**TASK TO COMPLETE**
Copy out all lines with the word "colorspace" in them.
** Start **
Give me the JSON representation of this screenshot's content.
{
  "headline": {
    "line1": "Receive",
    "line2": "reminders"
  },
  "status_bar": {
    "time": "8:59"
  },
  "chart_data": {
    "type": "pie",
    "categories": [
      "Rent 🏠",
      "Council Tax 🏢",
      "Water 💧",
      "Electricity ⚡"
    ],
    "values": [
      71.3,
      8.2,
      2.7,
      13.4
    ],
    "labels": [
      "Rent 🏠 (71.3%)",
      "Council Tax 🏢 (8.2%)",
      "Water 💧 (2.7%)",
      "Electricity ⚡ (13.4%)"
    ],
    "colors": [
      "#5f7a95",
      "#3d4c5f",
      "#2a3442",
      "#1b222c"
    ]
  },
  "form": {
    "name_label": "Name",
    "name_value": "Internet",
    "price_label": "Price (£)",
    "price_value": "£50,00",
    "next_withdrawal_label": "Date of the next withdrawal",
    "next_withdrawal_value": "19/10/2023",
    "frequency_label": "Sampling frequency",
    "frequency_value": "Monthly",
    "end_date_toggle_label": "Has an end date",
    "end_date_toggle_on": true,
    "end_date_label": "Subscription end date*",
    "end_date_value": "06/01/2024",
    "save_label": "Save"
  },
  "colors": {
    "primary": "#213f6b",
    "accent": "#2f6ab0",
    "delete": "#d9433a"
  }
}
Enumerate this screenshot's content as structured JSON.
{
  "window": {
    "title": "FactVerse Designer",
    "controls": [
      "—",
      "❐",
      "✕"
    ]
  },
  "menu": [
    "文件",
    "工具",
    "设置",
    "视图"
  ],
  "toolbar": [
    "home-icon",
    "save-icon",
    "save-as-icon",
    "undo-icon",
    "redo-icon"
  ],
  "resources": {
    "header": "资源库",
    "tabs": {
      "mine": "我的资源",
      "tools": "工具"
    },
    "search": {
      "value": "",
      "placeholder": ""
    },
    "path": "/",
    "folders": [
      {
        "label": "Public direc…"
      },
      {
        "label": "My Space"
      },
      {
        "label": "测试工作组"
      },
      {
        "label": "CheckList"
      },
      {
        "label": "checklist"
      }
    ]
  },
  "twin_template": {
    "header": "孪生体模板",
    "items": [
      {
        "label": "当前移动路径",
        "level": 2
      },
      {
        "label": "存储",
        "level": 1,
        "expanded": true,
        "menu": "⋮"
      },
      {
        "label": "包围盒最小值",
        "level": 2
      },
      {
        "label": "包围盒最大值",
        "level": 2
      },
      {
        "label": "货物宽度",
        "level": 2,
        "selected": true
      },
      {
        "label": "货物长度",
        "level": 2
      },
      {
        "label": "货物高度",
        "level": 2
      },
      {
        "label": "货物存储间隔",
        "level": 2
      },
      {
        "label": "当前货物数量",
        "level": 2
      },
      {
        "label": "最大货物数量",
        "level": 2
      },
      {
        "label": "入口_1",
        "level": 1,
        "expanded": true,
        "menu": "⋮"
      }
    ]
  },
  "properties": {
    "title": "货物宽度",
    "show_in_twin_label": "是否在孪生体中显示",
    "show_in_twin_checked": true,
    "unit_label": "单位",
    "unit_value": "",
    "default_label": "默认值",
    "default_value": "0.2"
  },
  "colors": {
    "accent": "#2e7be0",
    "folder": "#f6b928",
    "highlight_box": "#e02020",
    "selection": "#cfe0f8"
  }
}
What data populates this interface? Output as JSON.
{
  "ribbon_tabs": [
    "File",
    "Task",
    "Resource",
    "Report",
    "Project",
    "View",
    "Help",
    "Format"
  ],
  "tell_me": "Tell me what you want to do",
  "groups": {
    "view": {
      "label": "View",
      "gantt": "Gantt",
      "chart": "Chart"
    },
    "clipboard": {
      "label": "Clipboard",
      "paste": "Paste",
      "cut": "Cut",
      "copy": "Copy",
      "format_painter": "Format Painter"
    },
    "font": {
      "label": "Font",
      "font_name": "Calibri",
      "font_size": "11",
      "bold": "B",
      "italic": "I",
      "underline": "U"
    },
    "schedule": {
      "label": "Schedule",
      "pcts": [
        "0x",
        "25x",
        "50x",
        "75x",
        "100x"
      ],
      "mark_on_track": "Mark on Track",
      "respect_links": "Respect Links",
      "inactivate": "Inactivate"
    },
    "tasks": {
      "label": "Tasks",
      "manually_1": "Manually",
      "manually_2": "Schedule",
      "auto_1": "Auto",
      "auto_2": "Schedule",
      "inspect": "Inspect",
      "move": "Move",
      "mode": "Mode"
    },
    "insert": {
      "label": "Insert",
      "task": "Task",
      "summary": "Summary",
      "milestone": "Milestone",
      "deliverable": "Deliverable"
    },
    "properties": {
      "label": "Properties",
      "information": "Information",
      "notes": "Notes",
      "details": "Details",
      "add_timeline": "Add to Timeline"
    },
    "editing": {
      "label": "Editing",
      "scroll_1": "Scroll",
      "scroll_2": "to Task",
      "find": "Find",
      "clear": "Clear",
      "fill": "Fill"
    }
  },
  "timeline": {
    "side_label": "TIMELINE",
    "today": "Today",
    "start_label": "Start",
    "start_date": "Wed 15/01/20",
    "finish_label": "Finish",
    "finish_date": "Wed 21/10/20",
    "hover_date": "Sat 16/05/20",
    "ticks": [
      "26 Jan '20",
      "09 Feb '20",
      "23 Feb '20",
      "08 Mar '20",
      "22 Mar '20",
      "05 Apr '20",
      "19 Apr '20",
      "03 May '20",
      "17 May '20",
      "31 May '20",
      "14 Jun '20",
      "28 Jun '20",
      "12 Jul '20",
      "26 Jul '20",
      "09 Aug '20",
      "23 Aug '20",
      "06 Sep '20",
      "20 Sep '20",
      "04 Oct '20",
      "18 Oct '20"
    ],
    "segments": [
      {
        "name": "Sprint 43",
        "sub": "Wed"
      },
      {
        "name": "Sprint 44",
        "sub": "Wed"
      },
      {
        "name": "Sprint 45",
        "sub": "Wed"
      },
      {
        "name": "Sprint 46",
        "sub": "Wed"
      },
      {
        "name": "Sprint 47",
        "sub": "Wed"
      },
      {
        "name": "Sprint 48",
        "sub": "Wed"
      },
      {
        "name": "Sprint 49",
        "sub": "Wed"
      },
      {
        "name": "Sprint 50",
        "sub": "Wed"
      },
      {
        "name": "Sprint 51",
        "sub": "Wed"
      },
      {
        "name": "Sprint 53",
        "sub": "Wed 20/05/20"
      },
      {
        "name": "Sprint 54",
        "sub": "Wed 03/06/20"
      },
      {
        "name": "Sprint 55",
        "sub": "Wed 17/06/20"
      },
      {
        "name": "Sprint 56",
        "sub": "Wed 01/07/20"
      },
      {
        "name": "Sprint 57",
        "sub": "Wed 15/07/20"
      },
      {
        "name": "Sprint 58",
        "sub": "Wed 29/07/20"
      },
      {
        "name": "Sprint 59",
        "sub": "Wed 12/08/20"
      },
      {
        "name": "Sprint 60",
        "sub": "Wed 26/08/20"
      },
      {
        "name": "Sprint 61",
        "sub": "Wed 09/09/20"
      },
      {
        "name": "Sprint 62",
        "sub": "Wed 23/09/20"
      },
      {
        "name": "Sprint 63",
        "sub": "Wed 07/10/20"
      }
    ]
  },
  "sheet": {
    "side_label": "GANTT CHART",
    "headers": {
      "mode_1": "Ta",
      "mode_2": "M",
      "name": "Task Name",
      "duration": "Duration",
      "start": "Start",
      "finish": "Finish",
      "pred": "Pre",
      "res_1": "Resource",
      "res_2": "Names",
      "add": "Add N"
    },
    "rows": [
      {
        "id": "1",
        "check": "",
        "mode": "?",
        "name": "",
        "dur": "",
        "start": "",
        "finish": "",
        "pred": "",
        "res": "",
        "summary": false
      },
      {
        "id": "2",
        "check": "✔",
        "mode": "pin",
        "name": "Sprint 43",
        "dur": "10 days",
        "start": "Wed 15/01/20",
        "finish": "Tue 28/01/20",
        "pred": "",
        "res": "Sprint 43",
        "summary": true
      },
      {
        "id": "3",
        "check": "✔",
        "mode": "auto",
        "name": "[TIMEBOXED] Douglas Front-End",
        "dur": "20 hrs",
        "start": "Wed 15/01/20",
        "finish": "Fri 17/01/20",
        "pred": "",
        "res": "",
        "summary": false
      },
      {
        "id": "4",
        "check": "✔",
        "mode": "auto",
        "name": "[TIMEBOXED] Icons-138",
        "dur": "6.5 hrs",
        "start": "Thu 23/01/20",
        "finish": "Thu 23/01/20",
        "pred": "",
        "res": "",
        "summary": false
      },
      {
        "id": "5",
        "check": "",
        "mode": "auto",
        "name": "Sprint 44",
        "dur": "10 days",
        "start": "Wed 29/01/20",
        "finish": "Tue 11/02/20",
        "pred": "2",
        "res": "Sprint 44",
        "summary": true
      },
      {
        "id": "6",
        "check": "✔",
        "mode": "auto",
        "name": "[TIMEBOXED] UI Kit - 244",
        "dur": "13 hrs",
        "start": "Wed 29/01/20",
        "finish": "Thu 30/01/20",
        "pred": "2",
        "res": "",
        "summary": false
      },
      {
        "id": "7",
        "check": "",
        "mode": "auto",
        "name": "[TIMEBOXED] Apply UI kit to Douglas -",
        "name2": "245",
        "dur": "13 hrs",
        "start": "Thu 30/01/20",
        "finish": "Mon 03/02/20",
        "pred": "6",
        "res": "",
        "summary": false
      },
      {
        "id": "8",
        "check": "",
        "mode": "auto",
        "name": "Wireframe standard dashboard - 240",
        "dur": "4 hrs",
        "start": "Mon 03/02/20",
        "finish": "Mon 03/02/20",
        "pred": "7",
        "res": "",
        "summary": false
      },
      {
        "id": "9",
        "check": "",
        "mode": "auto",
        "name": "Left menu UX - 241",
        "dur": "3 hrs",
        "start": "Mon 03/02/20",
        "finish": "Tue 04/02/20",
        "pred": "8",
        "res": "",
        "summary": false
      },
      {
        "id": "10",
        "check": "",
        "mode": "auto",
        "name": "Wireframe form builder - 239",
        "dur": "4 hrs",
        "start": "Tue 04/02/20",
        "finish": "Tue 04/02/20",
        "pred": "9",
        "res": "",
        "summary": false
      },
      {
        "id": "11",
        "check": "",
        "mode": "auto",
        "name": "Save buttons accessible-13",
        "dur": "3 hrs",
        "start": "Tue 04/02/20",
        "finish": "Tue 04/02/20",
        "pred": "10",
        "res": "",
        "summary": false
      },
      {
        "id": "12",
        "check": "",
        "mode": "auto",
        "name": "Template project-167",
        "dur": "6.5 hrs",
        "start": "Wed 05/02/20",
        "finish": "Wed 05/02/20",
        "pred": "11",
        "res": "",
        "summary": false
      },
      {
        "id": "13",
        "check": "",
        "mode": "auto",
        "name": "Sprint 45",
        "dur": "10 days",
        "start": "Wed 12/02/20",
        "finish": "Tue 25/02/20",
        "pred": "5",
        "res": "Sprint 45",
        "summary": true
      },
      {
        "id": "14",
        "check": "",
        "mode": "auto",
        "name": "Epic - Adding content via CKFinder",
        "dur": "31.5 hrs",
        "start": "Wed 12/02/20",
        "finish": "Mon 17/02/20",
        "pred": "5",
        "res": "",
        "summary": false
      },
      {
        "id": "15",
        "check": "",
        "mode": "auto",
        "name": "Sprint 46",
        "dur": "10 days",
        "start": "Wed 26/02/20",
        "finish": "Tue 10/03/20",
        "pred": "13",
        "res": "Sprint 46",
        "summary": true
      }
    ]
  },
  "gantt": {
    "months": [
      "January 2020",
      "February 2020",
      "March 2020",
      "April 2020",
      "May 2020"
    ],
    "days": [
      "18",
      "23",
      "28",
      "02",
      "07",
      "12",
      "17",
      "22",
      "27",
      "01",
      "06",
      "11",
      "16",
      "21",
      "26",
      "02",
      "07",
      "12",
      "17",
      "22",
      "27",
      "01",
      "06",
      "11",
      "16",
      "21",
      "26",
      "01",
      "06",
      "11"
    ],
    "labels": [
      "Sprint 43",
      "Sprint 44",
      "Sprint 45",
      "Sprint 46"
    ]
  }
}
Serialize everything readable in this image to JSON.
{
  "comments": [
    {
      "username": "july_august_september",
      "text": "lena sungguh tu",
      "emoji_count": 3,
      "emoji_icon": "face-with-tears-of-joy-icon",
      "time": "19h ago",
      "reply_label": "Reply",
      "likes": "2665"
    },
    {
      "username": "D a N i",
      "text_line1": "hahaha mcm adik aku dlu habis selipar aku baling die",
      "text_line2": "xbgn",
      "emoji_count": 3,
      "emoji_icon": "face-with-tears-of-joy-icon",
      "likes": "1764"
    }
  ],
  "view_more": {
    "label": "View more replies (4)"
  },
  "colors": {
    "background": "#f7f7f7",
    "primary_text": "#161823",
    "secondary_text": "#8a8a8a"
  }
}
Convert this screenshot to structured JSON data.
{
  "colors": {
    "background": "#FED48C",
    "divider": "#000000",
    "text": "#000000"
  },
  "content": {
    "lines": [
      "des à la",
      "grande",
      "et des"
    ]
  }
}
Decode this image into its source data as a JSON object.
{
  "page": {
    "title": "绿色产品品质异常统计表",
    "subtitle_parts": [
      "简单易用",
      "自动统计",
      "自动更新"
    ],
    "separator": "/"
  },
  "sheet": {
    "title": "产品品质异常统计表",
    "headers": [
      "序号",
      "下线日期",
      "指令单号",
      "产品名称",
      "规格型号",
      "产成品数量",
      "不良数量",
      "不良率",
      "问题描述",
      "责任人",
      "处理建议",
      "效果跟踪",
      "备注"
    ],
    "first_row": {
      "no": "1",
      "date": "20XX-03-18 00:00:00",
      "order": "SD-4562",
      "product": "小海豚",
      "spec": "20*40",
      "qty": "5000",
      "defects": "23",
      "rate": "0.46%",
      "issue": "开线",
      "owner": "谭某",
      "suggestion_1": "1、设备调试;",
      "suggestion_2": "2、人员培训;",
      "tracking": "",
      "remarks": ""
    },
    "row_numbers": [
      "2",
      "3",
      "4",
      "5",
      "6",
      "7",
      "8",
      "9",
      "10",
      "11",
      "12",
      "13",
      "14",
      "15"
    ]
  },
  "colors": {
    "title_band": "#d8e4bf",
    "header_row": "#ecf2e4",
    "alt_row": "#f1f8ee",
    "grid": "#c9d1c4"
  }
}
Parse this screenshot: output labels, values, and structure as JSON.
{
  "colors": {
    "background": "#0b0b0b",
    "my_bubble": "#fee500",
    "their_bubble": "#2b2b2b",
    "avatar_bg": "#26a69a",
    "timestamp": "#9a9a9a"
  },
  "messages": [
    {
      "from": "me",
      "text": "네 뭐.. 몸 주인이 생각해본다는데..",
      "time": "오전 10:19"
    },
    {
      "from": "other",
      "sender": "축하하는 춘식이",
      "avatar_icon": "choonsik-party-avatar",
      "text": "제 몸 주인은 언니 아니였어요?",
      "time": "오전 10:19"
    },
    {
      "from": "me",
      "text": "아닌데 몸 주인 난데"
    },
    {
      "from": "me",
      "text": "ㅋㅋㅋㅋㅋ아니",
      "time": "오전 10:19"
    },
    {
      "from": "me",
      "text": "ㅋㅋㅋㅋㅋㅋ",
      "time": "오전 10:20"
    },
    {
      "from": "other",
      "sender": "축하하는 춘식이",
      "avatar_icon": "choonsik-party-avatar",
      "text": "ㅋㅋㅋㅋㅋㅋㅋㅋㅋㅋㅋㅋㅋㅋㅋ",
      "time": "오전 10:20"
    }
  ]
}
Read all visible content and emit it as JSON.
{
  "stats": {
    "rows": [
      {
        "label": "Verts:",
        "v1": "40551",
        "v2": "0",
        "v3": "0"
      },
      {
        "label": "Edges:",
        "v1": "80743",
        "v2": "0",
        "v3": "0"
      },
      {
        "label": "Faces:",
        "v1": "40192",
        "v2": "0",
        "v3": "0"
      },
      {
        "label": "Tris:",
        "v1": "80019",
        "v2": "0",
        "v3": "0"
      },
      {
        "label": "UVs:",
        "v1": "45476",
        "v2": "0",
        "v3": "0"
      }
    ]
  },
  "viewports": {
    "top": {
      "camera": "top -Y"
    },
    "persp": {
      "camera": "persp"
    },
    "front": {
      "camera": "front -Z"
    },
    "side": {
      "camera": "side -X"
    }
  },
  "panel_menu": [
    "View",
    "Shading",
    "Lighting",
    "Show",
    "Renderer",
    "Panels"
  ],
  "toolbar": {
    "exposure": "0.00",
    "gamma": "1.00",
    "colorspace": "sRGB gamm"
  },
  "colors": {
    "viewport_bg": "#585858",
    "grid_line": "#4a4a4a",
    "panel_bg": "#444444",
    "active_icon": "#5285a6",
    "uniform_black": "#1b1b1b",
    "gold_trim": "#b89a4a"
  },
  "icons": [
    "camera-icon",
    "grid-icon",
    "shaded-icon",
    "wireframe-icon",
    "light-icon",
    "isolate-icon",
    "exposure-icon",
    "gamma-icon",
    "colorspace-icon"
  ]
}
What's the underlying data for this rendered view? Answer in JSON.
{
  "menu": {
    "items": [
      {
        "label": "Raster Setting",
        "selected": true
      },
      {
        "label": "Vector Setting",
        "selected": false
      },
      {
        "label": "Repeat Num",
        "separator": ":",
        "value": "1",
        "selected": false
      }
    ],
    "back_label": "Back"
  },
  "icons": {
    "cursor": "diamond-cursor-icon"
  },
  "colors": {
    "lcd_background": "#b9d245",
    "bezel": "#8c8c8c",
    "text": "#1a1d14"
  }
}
** End **
**RESULT FOR THIS EXERCISE**
    "colorspace": "sRGB gamm"
    "colorspace-icon"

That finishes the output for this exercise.